→ **EXERCISE DESCRIPTION**
Extract every line where the string "this" appears.

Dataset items
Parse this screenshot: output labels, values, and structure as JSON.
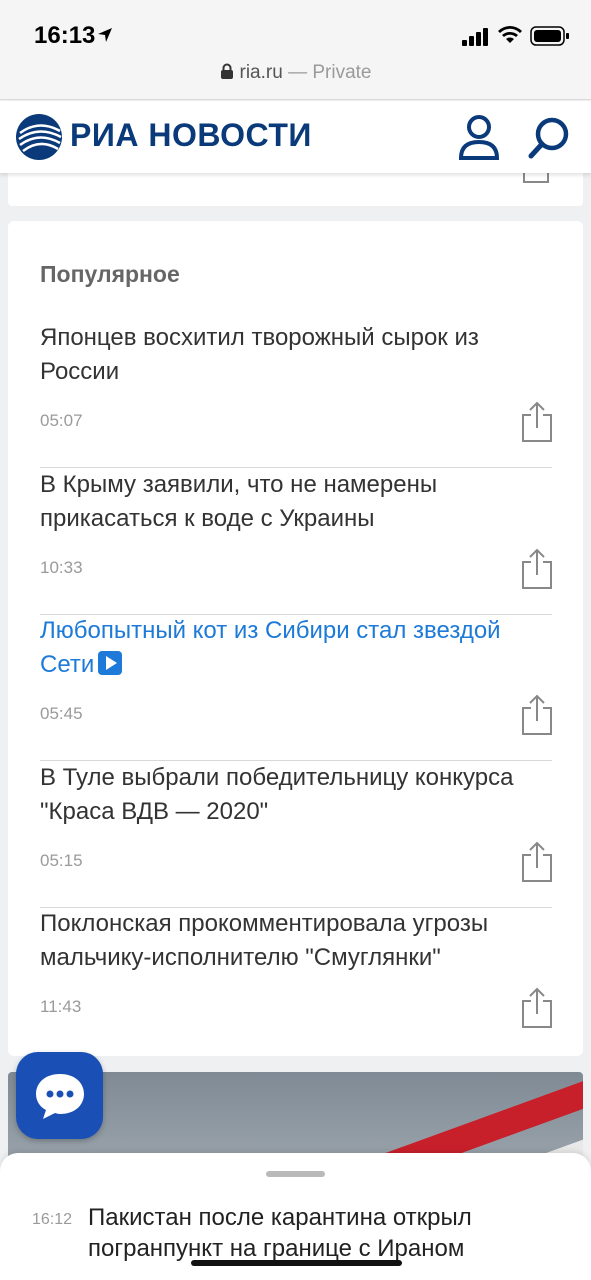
{
  "status_bar": {
    "time": "16:13",
    "url": "ria.ru",
    "private_label": "— Private"
  },
  "header": {
    "logo_text": "РИА НОВОСТИ",
    "brand_color": "#0a3a7a"
  },
  "popular": {
    "title": "Популярное",
    "items": [
      {
        "title": "Японцев восхитил творожный сырок из России",
        "time": "05:07"
      },
      {
        "title": "В Крыму заявили, что не намерены прикасаться к воде с Украины",
        "time": "10:33"
      },
      {
        "title": "Любопытный кот из Сибири стал звездой Сети",
        "time": "05:45"
      },
      {
        "title": "В Туле выбрали победительницу конкурса \"Краса ВДВ — 2020\"",
        "time": "05:15"
      },
      {
        "title": "Поклонская прокомментировала угрозы мальчику-исполнителю \"Смуглянки\"",
        "time": "11:43"
      }
    ]
  },
  "bottom_sheet": {
    "time": "16:12",
    "title": "Пакистан после карантина открыл погранпункт на границе с Ираном"
  },
  "colors": {
    "link": "#1d7ad8",
    "chat_button": "#1a4fb6"
  }
}
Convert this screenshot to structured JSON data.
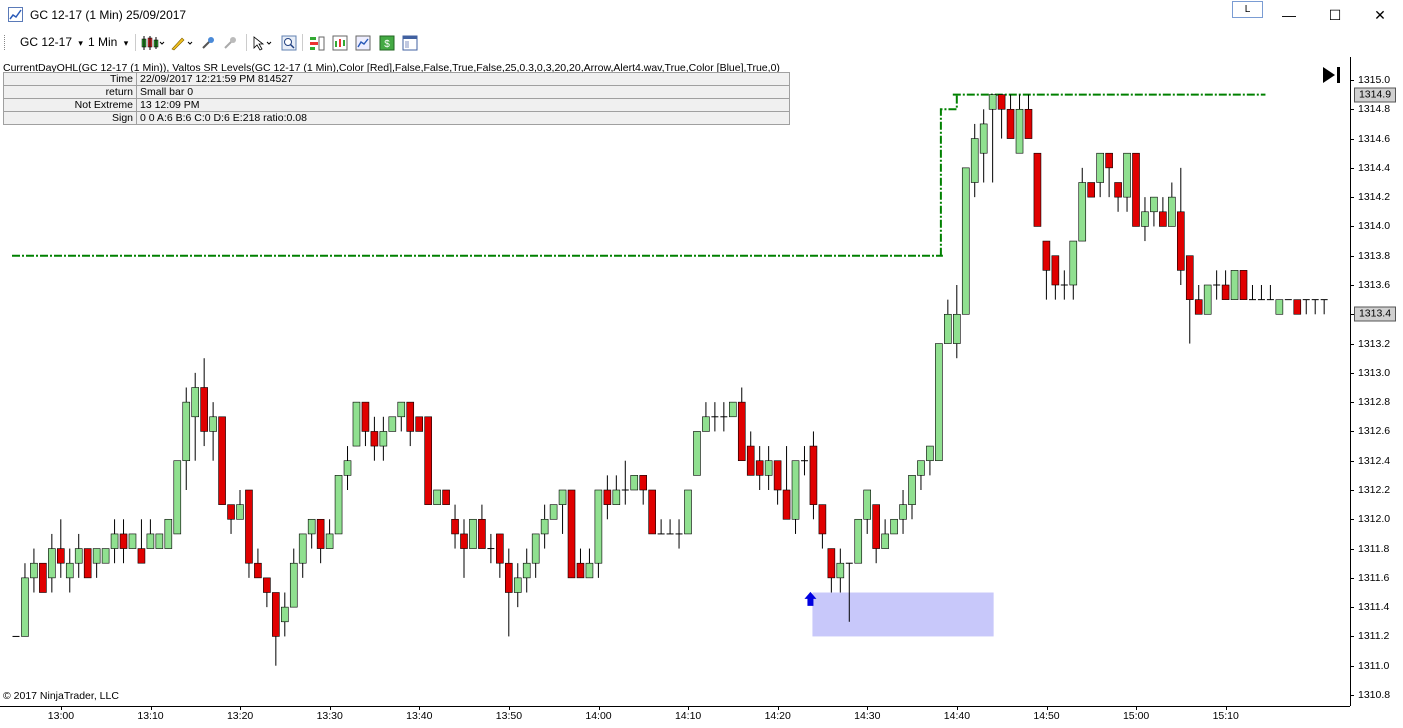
{
  "window": {
    "title": "GC 12-17 (1 Min)  25/09/2017",
    "l_button": "L",
    "minimize": "—",
    "maximize": "☐",
    "close": "✕"
  },
  "toolbar": {
    "instrument": "GC 12-17",
    "interval": "1 Min",
    "dropdown_glyph": "▾"
  },
  "indicator_line": "CurrentDayOHL(GC 12-17 (1 Min)), Valtos SR Levels(GC 12-17 (1 Min),Color [Red],False,False,True,False,25,0.3,0,3,20,20,Arrow,Alert4.wav,True,Color [Blue],True,0)",
  "data_rows": [
    {
      "key": "Time",
      "value": "22/09/2017 12:21:59 PM 814527"
    },
    {
      "key": "return",
      "value": "Small bar 0"
    },
    {
      "key": "Not Extreme",
      "value": "13 12:09 PM"
    },
    {
      "key": "Sign",
      "value": "0 0 A:6 B:6 C:0 D:6 E:218 ratio:0.08"
    }
  ],
  "copyright": "© 2017 NinjaTrader, LLC",
  "colors": {
    "up": "#90e090",
    "down": "#e00000",
    "wick": "#000000",
    "level": "#008000",
    "zone": "#c8c8fa",
    "arrow": "#0000e0",
    "pricebox": "#d0d0d0"
  },
  "chart_data": {
    "type": "candlestick",
    "x_ticks": [
      "13:00",
      "13:10",
      "13:20",
      "13:30",
      "13:40",
      "13:50",
      "14:00",
      "14:10",
      "14:20",
      "14:30",
      "14:40",
      "14:50",
      "15:00",
      "15:10"
    ],
    "y_ticks": [
      "1315.0",
      "1314.8",
      "1314.6",
      "1314.4",
      "1314.2",
      "1314.0",
      "1313.8",
      "1313.6",
      "1313.4",
      "1313.2",
      "1313.0",
      "1312.8",
      "1312.6",
      "1312.4",
      "1312.2",
      "1312.0",
      "1311.8",
      "1311.6",
      "1311.4",
      "1311.2",
      "1311.0",
      "1310.8"
    ],
    "ylim": [
      1310.8,
      1315.0
    ],
    "start_time": "12:58",
    "last_price": "1313.4",
    "high_price": "1314.9",
    "levels": [
      {
        "price": 1313.8,
        "from": "12:58",
        "to": "14:41"
      },
      {
        "price": 1314.9,
        "from": "14:43",
        "to": "15:17"
      }
    ],
    "level_step": {
      "from_price": 1313.8,
      "to_price": 1314.8,
      "at": "14:41"
    },
    "zone": {
      "top": 1311.5,
      "bottom": 1311.2,
      "from": "14:27",
      "to": "14:47"
    },
    "signal_arrow": {
      "time": "14:27",
      "price": 1311.45,
      "direction": "up"
    },
    "candles": [
      [
        1311.2,
        1311.2,
        1311.1,
        1311.1
      ],
      [
        1311.2,
        1311.6,
        1311.7,
        1311.2
      ],
      [
        1311.6,
        1311.7,
        1311.8,
        1311.5
      ],
      [
        1311.7,
        1311.5,
        1311.7,
        1311.5
      ],
      [
        1311.6,
        1311.8,
        1311.9,
        1311.5
      ],
      [
        1311.8,
        1311.7,
        1312.0,
        1311.6
      ],
      [
        1311.6,
        1311.7,
        1311.8,
        1311.5
      ],
      [
        1311.7,
        1311.8,
        1311.9,
        1311.6
      ],
      [
        1311.8,
        1311.6,
        1311.8,
        1311.6
      ],
      [
        1311.7,
        1311.8,
        1311.8,
        1311.6
      ],
      [
        1311.7,
        1311.8,
        1311.8,
        1311.7
      ],
      [
        1311.8,
        1311.9,
        1312.0,
        1311.7
      ],
      [
        1311.9,
        1311.8,
        1312.0,
        1311.7
      ],
      [
        1311.8,
        1311.9,
        1311.9,
        1311.8
      ],
      [
        1311.8,
        1311.7,
        1312.0,
        1311.7
      ],
      [
        1311.8,
        1311.9,
        1312.0,
        1311.8
      ],
      [
        1311.8,
        1311.9,
        1311.9,
        1311.8
      ],
      [
        1311.8,
        1312.0,
        1312.0,
        1311.8
      ],
      [
        1311.9,
        1312.4,
        1312.4,
        1311.9
      ],
      [
        1312.4,
        1312.8,
        1312.9,
        1312.2
      ],
      [
        1312.7,
        1312.9,
        1313.0,
        1312.4
      ],
      [
        1312.9,
        1312.6,
        1313.1,
        1312.5
      ],
      [
        1312.6,
        1312.7,
        1312.8,
        1312.4
      ],
      [
        1312.7,
        1312.1,
        1312.7,
        1312.1
      ],
      [
        1312.1,
        1312.0,
        1312.1,
        1311.9
      ],
      [
        1312.0,
        1312.1,
        1312.2,
        1312.0
      ],
      [
        1312.2,
        1311.7,
        1312.2,
        1311.6
      ],
      [
        1311.7,
        1311.6,
        1311.8,
        1311.6
      ],
      [
        1311.6,
        1311.5,
        1311.6,
        1311.4
      ],
      [
        1311.5,
        1311.2,
        1311.5,
        1311.0
      ],
      [
        1311.3,
        1311.4,
        1311.5,
        1311.2
      ],
      [
        1311.4,
        1311.7,
        1311.8,
        1311.4
      ],
      [
        1311.7,
        1311.9,
        1311.9,
        1311.6
      ],
      [
        1311.9,
        1312.0,
        1312.0,
        1311.8
      ],
      [
        1312.0,
        1311.8,
        1312.0,
        1311.7
      ],
      [
        1311.8,
        1311.9,
        1312.0,
        1311.8
      ],
      [
        1311.9,
        1312.3,
        1312.3,
        1311.9
      ],
      [
        1312.3,
        1312.4,
        1312.5,
        1312.2
      ],
      [
        1312.5,
        1312.8,
        1312.8,
        1312.5
      ],
      [
        1312.8,
        1312.6,
        1312.8,
        1312.5
      ],
      [
        1312.6,
        1312.5,
        1312.7,
        1312.4
      ],
      [
        1312.5,
        1312.6,
        1312.7,
        1312.4
      ],
      [
        1312.6,
        1312.7,
        1312.7,
        1312.6
      ],
      [
        1312.7,
        1312.8,
        1312.8,
        1312.6
      ],
      [
        1312.8,
        1312.6,
        1312.8,
        1312.5
      ],
      [
        1312.7,
        1312.6,
        1312.7,
        1312.6
      ],
      [
        1312.7,
        1312.1,
        1312.7,
        1312.1
      ],
      [
        1312.1,
        1312.2,
        1312.2,
        1312.1
      ],
      [
        1312.2,
        1312.1,
        1312.2,
        1312.1
      ],
      [
        1312.0,
        1311.9,
        1312.1,
        1311.8
      ],
      [
        1311.9,
        1311.8,
        1312.0,
        1311.6
      ],
      [
        1311.8,
        1312.0,
        1312.0,
        1311.8
      ],
      [
        1312.0,
        1311.8,
        1312.1,
        1311.8
      ],
      [
        1311.8,
        1311.8,
        1311.9,
        1311.7
      ],
      [
        1311.9,
        1311.7,
        1311.9,
        1311.6
      ],
      [
        1311.7,
        1311.5,
        1311.8,
        1311.2
      ],
      [
        1311.5,
        1311.6,
        1311.7,
        1311.4
      ],
      [
        1311.6,
        1311.7,
        1311.8,
        1311.5
      ],
      [
        1311.7,
        1311.9,
        1311.9,
        1311.6
      ],
      [
        1311.9,
        1312.0,
        1312.1,
        1311.8
      ],
      [
        1312.0,
        1312.1,
        1312.1,
        1312.0
      ],
      [
        1312.1,
        1312.2,
        1312.2,
        1311.9
      ],
      [
        1312.2,
        1311.6,
        1312.2,
        1311.6
      ],
      [
        1311.7,
        1311.6,
        1311.8,
        1311.6
      ],
      [
        1311.6,
        1311.7,
        1311.8,
        1311.6
      ],
      [
        1311.7,
        1312.2,
        1312.2,
        1311.6
      ],
      [
        1312.2,
        1312.1,
        1312.3,
        1312.0
      ],
      [
        1312.1,
        1312.2,
        1312.3,
        1312.1
      ],
      [
        1312.2,
        1312.2,
        1312.4,
        1312.1
      ],
      [
        1312.2,
        1312.3,
        1312.3,
        1312.2
      ],
      [
        1312.3,
        1312.2,
        1312.3,
        1312.1
      ],
      [
        1312.2,
        1311.9,
        1312.2,
        1311.9
      ],
      [
        1311.9,
        1311.9,
        1312.0,
        1311.9
      ],
      [
        1311.9,
        1311.9,
        1312.0,
        1311.9
      ],
      [
        1311.9,
        1311.9,
        1312.0,
        1311.8
      ],
      [
        1311.9,
        1312.2,
        1312.2,
        1311.9
      ],
      [
        1312.3,
        1312.6,
        1312.6,
        1312.3
      ],
      [
        1312.6,
        1312.7,
        1312.8,
        1312.6
      ],
      [
        1312.7,
        1312.7,
        1312.8,
        1312.6
      ],
      [
        1312.7,
        1312.7,
        1312.8,
        1312.6
      ],
      [
        1312.7,
        1312.8,
        1312.8,
        1312.7
      ],
      [
        1312.8,
        1312.4,
        1312.9,
        1312.4
      ],
      [
        1312.5,
        1312.3,
        1312.6,
        1312.3
      ],
      [
        1312.4,
        1312.3,
        1312.5,
        1312.2
      ],
      [
        1312.3,
        1312.4,
        1312.5,
        1312.2
      ],
      [
        1312.4,
        1312.2,
        1312.4,
        1312.1
      ],
      [
        1312.2,
        1312.0,
        1312.5,
        1312.0
      ],
      [
        1312.0,
        1312.4,
        1312.4,
        1311.9
      ],
      [
        1312.4,
        1312.4,
        1312.5,
        1312.3
      ],
      [
        1312.5,
        1312.1,
        1312.6,
        1312.0
      ],
      [
        1312.1,
        1311.9,
        1312.1,
        1311.8
      ],
      [
        1311.8,
        1311.6,
        1311.8,
        1311.5
      ],
      [
        1311.6,
        1311.7,
        1311.8,
        1311.5
      ],
      [
        1311.7,
        1311.7,
        1311.7,
        1311.3
      ],
      [
        1311.7,
        1312.0,
        1312.0,
        1311.7
      ],
      [
        1312.0,
        1312.2,
        1312.2,
        1311.9
      ],
      [
        1312.1,
        1311.8,
        1312.1,
        1311.7
      ],
      [
        1311.8,
        1311.9,
        1312.0,
        1311.8
      ],
      [
        1311.9,
        1312.0,
        1312.0,
        1311.9
      ],
      [
        1312.0,
        1312.1,
        1312.2,
        1311.9
      ],
      [
        1312.1,
        1312.3,
        1312.3,
        1312.0
      ],
      [
        1312.3,
        1312.4,
        1312.4,
        1312.2
      ],
      [
        1312.4,
        1312.5,
        1312.5,
        1312.3
      ],
      [
        1312.4,
        1313.2,
        1313.2,
        1312.4
      ],
      [
        1313.2,
        1313.4,
        1313.5,
        1313.2
      ],
      [
        1313.2,
        1313.4,
        1313.6,
        1313.1
      ],
      [
        1313.4,
        1314.4,
        1314.4,
        1313.4
      ],
      [
        1314.3,
        1314.6,
        1314.7,
        1314.2
      ],
      [
        1314.5,
        1314.7,
        1314.8,
        1314.3
      ],
      [
        1314.8,
        1314.9,
        1314.9,
        1314.3
      ],
      [
        1314.9,
        1314.8,
        1314.9,
        1314.6
      ],
      [
        1314.8,
        1314.6,
        1314.9,
        1314.6
      ],
      [
        1314.5,
        1314.8,
        1314.9,
        1314.5
      ],
      [
        1314.8,
        1314.6,
        1314.9,
        1314.6
      ],
      [
        1314.5,
        1314.0,
        1314.5,
        1314.0
      ],
      [
        1313.9,
        1313.7,
        1313.9,
        1313.5
      ],
      [
        1313.8,
        1313.6,
        1313.8,
        1313.5
      ],
      [
        1313.6,
        1313.6,
        1313.7,
        1313.5
      ],
      [
        1313.6,
        1313.9,
        1313.9,
        1313.5
      ],
      [
        1313.9,
        1314.3,
        1314.4,
        1313.9
      ],
      [
        1314.3,
        1314.2,
        1314.3,
        1314.2
      ],
      [
        1314.3,
        1314.5,
        1314.5,
        1314.2
      ],
      [
        1314.5,
        1314.4,
        1314.5,
        1314.2
      ],
      [
        1314.3,
        1314.2,
        1314.3,
        1314.1
      ],
      [
        1314.2,
        1314.5,
        1314.5,
        1314.1
      ],
      [
        1314.5,
        1314.0,
        1314.5,
        1314.0
      ],
      [
        1314.0,
        1314.1,
        1314.2,
        1313.9
      ],
      [
        1314.1,
        1314.2,
        1314.2,
        1314.0
      ],
      [
        1314.1,
        1314.0,
        1314.2,
        1314.0
      ],
      [
        1314.0,
        1314.2,
        1314.3,
        1314.0
      ],
      [
        1314.1,
        1313.7,
        1314.4,
        1313.6
      ],
      [
        1313.8,
        1313.5,
        1313.8,
        1313.2
      ],
      [
        1313.5,
        1313.4,
        1313.6,
        1313.4
      ],
      [
        1313.4,
        1313.6,
        1313.6,
        1313.4
      ],
      [
        1313.6,
        1313.6,
        1313.7,
        1313.5
      ],
      [
        1313.6,
        1313.5,
        1313.7,
        1313.5
      ],
      [
        1313.5,
        1313.7,
        1313.7,
        1313.5
      ],
      [
        1313.7,
        1313.5,
        1313.7,
        1313.5
      ],
      [
        1313.5,
        1313.5,
        1313.6,
        1313.5
      ],
      [
        1313.5,
        1313.5,
        1313.6,
        1313.5
      ],
      [
        1313.5,
        1313.5,
        1313.6,
        1313.5
      ],
      [
        1313.4,
        1313.5,
        1313.5,
        1313.4
      ],
      [
        1313.5,
        1313.5,
        1313.5,
        1313.5
      ],
      [
        1313.5,
        1313.4,
        1313.5,
        1313.4
      ],
      [
        1313.5,
        1313.5,
        1313.5,
        1313.4
      ],
      [
        1313.5,
        1313.5,
        1313.5,
        1313.4
      ],
      [
        1313.5,
        1313.5,
        1313.5,
        1313.4
      ]
    ]
  }
}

→ **FINAL RESULT**
Parse this screenshot: output labels, values, and structure as JSON.
Convert this screenshot to structured JSON data.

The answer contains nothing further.